◆ Given request:
Look through the data for the string "title". Copy every line where it is found.

--- START Data supplied ---

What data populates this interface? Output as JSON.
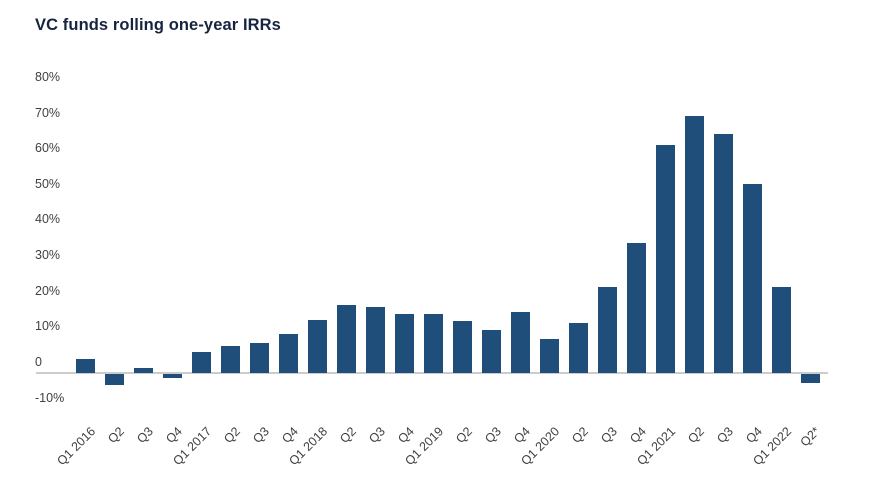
{
  "chart_data": {
    "type": "bar",
    "title": "VC funds rolling one-year IRRs",
    "categories": [
      "Q1 2016",
      "Q2",
      "Q3",
      "Q4",
      "Q1 2017",
      "Q2",
      "Q3",
      "Q4",
      "Q1 2018",
      "Q2",
      "Q3",
      "Q4",
      "Q1 2019",
      "Q2",
      "Q3",
      "Q4",
      "Q1 2020",
      "Q2",
      "Q3",
      "Q4",
      "Q1 2021",
      "Q2",
      "Q3",
      "Q4",
      "Q1 2022",
      "Q2*"
    ],
    "values": [
      4,
      -3,
      1.5,
      -1,
      6,
      7.5,
      8.5,
      11,
      15,
      19,
      18.5,
      16.5,
      16.5,
      14.5,
      12,
      17,
      9.5,
      14,
      24,
      36.5,
      64,
      72,
      67,
      53,
      24,
      -2.5
    ],
    "unit": "%",
    "xlabel": "",
    "ylabel": "",
    "ylim": [
      -10,
      80
    ],
    "y_ticks": [
      {
        "label": "80%",
        "value": 80
      },
      {
        "label": "70%",
        "value": 70
      },
      {
        "label": "60%",
        "value": 60
      },
      {
        "label": "50%",
        "value": 50
      },
      {
        "label": "40%",
        "value": 40
      },
      {
        "label": "30%",
        "value": 30
      },
      {
        "label": "20%",
        "value": 20
      },
      {
        "label": "10%",
        "value": 10
      },
      {
        "label": "0",
        "value": 0
      },
      {
        "label": "-10%",
        "value": -10
      }
    ],
    "grid": false,
    "legend": false,
    "colors": {
      "bar": "#1f4e7b",
      "title": "#16243f",
      "axis_labels": "#404040",
      "zero_line": "#cccccc",
      "background": "#ffffff"
    }
  }
}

--- END Data supplied ---

◆ The output:
    "title": "VC funds rolling one-year IRRs",
      "title": "#16243f",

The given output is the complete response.